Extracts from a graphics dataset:
## begin

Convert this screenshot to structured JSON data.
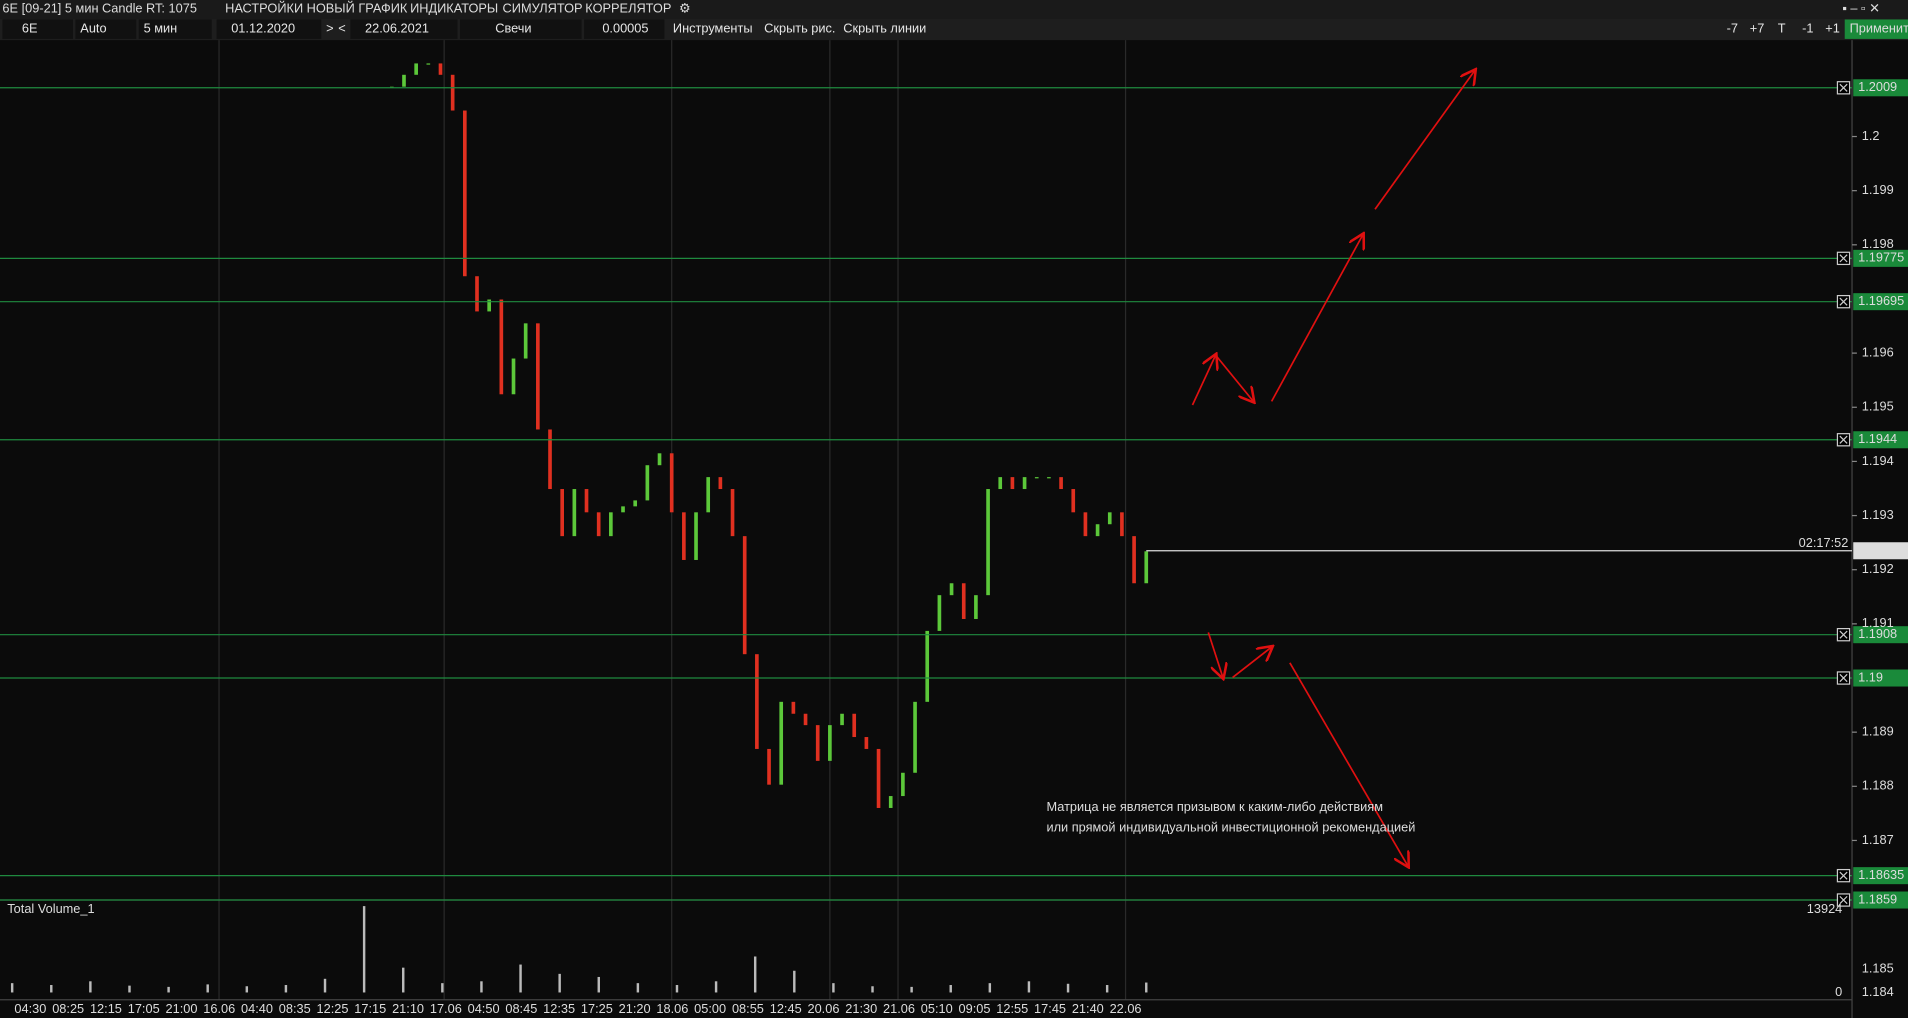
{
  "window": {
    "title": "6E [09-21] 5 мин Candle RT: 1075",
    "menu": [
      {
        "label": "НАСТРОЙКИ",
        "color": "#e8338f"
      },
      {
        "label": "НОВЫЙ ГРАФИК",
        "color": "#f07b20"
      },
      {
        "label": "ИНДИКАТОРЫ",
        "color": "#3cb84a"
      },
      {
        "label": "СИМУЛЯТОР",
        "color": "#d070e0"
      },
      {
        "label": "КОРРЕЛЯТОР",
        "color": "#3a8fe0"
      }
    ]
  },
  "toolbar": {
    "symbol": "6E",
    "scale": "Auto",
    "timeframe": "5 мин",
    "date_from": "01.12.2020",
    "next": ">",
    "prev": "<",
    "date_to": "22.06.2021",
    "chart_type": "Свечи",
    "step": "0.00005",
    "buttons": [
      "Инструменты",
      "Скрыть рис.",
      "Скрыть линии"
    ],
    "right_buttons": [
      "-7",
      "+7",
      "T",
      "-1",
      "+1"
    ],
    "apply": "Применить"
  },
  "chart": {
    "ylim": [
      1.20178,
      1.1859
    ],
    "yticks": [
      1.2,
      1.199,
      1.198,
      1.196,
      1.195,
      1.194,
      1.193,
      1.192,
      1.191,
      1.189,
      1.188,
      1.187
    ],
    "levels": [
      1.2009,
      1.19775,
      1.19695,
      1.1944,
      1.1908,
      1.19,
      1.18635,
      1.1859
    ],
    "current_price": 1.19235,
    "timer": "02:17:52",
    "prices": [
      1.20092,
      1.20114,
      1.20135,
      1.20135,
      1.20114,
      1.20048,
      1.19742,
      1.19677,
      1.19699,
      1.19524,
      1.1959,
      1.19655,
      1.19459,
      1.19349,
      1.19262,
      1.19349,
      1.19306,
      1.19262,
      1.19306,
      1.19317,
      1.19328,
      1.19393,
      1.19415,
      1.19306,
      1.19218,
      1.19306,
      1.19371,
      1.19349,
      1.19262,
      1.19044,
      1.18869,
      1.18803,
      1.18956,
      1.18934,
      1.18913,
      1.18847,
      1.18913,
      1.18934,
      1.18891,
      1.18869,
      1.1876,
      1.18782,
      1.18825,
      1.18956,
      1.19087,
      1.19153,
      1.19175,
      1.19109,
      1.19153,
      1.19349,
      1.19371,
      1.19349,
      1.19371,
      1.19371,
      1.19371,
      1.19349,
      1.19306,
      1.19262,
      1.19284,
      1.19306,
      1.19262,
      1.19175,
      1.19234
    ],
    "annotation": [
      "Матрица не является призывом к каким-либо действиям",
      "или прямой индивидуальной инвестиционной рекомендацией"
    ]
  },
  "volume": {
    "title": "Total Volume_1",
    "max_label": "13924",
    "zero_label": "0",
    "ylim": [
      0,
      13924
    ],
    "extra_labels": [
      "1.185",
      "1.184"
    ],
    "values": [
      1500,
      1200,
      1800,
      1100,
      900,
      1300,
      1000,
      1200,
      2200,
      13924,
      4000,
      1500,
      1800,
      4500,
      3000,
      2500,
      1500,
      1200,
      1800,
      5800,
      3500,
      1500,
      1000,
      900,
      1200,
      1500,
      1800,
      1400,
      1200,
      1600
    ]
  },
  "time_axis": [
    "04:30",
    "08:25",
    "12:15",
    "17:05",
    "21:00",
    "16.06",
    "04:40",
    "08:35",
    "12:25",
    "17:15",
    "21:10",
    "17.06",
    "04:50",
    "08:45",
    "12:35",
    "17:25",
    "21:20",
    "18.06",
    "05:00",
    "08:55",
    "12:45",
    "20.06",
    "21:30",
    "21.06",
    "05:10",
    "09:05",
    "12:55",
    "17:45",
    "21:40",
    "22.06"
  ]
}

## end
## begin

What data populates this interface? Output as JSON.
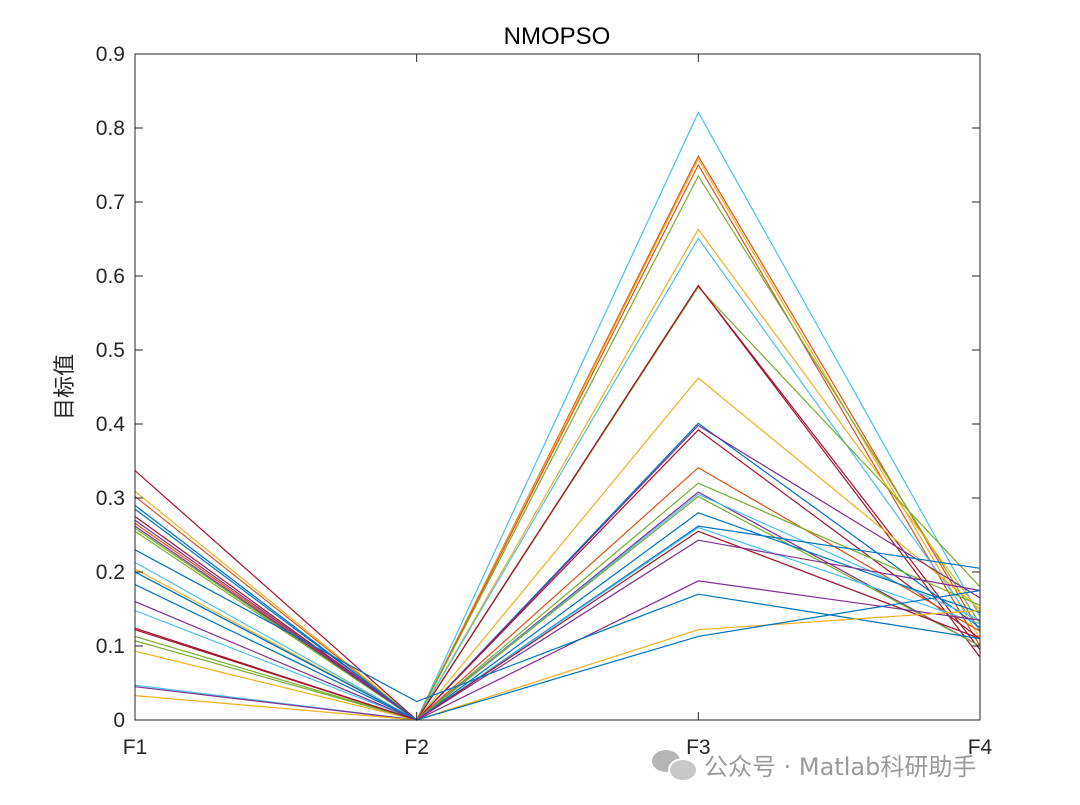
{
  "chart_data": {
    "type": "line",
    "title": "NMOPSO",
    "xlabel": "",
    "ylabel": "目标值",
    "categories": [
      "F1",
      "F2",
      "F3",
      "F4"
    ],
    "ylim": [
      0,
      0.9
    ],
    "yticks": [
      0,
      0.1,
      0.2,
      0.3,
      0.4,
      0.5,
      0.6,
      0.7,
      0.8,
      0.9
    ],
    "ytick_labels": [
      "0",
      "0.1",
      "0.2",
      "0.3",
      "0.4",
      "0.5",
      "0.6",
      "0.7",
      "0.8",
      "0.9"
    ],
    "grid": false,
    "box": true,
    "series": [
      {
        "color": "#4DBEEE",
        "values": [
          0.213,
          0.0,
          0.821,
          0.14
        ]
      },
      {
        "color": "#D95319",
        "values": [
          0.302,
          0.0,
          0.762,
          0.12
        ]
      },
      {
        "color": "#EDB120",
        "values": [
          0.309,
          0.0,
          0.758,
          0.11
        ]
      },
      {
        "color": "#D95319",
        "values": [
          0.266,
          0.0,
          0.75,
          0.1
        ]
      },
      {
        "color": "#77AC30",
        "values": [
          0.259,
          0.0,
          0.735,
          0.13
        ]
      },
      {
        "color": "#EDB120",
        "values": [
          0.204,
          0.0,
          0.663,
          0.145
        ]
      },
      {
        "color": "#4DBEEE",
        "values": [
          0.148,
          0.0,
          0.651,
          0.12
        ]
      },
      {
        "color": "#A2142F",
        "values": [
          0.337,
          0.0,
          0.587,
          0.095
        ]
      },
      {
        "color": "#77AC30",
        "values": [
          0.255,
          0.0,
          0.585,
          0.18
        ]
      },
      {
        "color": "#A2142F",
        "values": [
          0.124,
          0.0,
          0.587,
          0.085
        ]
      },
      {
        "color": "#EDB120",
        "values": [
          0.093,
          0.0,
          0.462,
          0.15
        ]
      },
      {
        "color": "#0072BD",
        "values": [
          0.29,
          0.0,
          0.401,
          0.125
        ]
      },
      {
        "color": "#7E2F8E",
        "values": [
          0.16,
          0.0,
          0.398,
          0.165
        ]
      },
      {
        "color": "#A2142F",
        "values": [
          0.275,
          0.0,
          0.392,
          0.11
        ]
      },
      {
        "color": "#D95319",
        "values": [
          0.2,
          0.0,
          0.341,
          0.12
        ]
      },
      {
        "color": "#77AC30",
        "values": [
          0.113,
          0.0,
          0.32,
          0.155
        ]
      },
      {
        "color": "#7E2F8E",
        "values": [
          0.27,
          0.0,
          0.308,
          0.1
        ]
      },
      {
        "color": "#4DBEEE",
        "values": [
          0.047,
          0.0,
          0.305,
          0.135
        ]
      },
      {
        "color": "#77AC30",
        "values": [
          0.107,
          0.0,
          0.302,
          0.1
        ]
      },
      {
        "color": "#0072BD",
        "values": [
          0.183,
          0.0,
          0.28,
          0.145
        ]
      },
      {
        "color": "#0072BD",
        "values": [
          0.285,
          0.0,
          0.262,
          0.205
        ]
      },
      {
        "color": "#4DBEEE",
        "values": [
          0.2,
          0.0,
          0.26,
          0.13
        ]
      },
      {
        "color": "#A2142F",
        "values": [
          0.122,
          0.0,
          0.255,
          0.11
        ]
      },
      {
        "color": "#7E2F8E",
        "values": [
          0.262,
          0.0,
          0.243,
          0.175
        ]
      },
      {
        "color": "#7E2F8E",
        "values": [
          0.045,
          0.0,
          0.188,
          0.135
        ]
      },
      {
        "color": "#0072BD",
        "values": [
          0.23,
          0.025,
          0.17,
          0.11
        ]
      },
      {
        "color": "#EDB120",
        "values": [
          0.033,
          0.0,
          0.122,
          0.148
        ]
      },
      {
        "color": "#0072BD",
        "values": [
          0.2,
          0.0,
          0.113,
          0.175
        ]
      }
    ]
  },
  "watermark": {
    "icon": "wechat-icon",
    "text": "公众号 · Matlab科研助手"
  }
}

## end
## begin

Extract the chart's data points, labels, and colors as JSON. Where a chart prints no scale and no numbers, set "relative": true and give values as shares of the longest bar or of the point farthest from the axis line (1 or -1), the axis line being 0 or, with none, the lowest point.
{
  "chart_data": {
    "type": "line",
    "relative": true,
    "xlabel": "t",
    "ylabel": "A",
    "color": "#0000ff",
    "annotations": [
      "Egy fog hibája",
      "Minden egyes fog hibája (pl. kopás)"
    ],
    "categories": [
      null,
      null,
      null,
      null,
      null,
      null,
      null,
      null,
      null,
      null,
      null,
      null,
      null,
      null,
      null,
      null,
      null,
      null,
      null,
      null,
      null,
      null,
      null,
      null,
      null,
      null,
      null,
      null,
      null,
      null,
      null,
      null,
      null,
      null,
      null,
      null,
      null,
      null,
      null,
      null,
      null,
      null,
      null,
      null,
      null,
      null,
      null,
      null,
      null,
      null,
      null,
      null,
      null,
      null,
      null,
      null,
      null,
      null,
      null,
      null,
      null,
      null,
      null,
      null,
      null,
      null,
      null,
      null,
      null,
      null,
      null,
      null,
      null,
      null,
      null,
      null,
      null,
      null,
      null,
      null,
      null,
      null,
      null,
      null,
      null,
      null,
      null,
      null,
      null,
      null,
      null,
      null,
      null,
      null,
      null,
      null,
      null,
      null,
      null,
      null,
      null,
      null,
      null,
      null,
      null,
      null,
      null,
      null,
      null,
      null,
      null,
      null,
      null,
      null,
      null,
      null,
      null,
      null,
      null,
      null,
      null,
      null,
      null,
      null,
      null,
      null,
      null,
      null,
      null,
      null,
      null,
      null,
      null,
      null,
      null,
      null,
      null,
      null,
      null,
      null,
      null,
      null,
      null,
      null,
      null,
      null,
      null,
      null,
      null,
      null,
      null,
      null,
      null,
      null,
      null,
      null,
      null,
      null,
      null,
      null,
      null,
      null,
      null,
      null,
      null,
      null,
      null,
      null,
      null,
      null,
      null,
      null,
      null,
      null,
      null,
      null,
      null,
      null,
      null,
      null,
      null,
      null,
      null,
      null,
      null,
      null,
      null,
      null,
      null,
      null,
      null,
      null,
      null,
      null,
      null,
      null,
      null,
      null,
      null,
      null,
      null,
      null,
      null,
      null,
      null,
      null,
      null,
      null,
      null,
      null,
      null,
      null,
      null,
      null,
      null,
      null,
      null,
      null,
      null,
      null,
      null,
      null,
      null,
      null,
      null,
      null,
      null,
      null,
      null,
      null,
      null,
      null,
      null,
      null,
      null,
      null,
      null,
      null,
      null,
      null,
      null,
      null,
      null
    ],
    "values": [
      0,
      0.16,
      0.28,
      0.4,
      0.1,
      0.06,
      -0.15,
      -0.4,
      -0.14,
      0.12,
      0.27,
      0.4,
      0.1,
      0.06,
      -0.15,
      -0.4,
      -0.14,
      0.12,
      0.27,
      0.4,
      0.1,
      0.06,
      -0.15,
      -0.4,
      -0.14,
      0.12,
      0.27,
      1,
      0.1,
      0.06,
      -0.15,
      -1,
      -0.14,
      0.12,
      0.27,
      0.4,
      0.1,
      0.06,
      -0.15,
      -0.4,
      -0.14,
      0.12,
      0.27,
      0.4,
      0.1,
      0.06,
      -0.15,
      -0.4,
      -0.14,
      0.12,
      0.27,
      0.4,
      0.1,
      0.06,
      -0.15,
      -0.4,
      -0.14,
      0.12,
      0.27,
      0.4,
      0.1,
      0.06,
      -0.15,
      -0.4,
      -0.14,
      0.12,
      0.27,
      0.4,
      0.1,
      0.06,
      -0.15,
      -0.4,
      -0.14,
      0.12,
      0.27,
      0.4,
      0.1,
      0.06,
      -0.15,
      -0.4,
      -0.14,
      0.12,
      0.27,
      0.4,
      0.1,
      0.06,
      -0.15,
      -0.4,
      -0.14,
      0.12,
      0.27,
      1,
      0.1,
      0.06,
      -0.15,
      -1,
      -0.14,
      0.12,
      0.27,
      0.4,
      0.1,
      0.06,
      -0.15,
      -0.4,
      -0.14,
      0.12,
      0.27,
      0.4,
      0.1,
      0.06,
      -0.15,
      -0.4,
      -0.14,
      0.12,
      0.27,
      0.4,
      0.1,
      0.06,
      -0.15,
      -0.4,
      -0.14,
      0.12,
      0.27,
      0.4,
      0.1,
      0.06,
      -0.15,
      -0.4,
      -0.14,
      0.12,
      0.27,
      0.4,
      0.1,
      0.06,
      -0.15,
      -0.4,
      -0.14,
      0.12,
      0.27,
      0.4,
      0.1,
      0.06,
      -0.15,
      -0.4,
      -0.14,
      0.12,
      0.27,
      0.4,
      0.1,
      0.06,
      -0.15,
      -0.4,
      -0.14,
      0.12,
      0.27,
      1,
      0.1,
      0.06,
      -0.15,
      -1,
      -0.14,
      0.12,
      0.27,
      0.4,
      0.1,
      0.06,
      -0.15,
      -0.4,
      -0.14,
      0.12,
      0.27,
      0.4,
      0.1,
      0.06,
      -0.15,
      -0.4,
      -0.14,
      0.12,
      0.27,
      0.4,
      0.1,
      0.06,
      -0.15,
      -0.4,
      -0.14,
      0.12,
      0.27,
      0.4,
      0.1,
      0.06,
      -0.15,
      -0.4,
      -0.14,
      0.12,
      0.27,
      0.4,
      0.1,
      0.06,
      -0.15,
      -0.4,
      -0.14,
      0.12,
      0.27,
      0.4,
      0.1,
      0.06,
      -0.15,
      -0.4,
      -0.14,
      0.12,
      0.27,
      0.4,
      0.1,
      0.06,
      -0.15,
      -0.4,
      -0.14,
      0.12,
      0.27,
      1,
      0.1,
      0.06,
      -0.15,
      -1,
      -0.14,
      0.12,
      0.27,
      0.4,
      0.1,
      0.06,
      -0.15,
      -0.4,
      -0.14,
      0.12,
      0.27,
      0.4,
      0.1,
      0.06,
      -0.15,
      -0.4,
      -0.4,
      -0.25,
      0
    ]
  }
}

## end

_Instructions for the task_
From the entries above, extract every line where the word "relative" appears.

_Correct response_
Extract the chart's data points, labels, and colors as JSON. Where a chart prints no scale and no numbers, set "relative": true and give values as shares of the longest bar or of the point farthest from the axis line (1 or -1), the axis line being 0 or, with none, the lowest point.
    "relative": true,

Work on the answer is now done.